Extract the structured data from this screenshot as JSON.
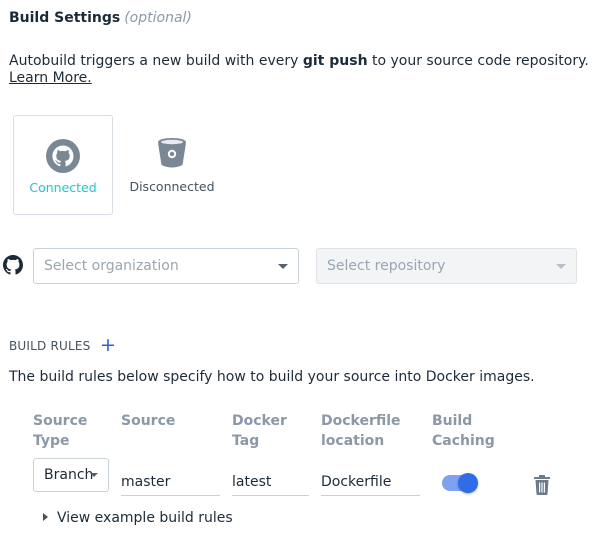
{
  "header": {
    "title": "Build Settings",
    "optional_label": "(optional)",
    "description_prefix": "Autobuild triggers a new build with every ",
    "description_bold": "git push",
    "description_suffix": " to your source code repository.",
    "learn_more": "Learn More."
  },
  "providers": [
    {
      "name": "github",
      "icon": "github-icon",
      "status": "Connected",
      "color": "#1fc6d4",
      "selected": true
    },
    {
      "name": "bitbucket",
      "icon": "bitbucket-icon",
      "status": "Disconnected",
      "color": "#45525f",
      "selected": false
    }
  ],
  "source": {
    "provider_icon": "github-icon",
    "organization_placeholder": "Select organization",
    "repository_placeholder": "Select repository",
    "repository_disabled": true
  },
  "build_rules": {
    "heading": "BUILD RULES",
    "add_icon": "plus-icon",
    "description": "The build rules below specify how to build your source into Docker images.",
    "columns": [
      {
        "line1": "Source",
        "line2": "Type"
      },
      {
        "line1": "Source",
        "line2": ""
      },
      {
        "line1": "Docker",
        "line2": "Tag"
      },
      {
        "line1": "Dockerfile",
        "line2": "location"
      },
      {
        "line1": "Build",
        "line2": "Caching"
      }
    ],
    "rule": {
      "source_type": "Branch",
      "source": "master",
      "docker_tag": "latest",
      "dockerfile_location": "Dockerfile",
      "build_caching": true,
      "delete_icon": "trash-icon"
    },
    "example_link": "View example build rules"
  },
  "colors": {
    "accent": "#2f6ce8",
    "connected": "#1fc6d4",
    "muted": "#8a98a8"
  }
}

______________________________

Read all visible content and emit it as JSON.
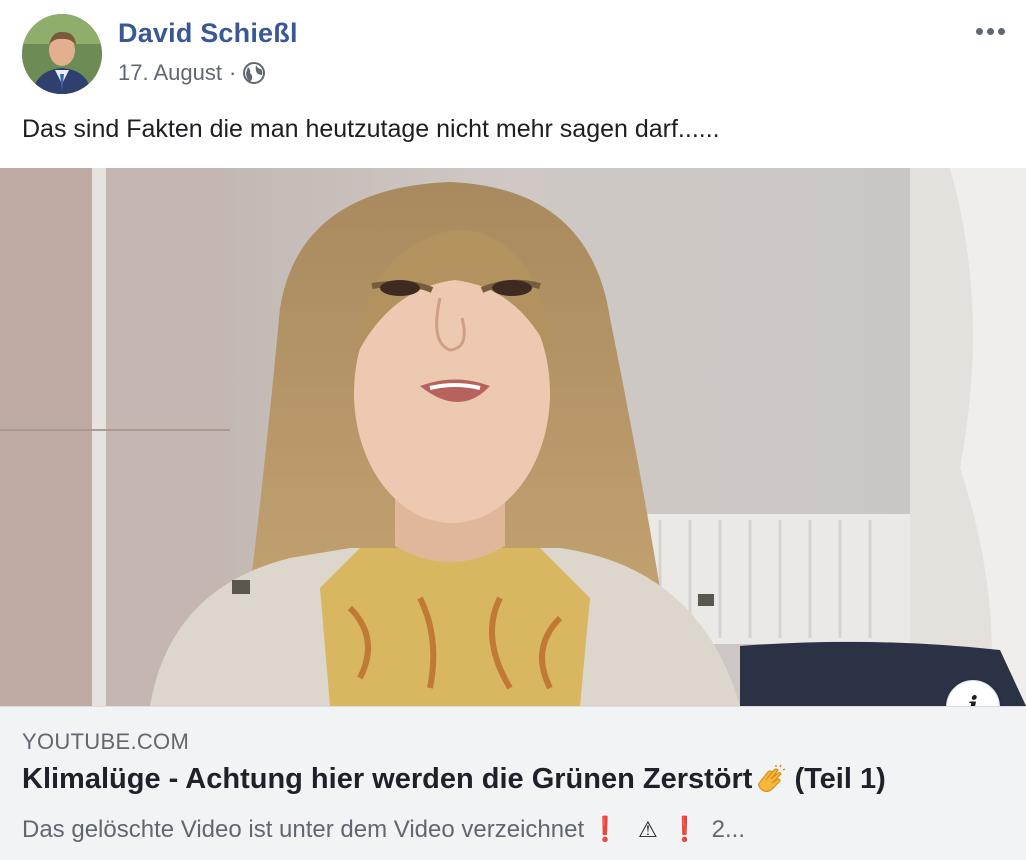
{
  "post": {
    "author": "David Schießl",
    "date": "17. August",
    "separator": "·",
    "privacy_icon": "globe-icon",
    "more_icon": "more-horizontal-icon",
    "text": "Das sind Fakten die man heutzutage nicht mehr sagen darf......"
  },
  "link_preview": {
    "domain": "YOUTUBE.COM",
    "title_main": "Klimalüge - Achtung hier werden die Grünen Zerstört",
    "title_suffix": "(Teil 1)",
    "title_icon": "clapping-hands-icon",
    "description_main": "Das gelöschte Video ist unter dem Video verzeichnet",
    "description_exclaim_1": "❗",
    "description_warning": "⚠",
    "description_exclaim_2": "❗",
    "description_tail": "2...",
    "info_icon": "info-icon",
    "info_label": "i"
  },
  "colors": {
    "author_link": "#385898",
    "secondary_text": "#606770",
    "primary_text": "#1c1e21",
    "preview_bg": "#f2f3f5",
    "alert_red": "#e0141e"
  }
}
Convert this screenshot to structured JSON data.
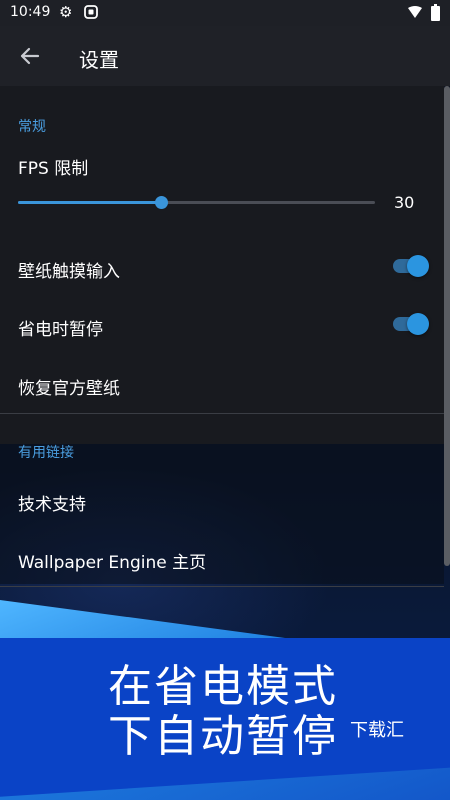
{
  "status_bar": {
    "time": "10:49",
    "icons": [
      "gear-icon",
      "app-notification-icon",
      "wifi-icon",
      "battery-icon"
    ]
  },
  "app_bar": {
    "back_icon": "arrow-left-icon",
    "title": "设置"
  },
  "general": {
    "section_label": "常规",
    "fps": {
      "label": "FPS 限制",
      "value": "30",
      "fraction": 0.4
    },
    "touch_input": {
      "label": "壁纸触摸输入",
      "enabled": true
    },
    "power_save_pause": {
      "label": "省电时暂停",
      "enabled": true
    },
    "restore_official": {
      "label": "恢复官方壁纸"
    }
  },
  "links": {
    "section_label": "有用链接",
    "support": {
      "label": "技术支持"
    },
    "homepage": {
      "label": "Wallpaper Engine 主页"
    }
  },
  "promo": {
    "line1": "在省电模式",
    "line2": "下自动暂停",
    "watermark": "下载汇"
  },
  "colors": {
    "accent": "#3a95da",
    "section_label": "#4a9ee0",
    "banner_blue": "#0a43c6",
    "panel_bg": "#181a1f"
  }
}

______________________________

Written instruction = Scan the listing above and identify each line holding the string "bitbucket"; copy every such line.

Correct answer =
      "name": "bitbucket",
      "icon": "bitbucket-icon",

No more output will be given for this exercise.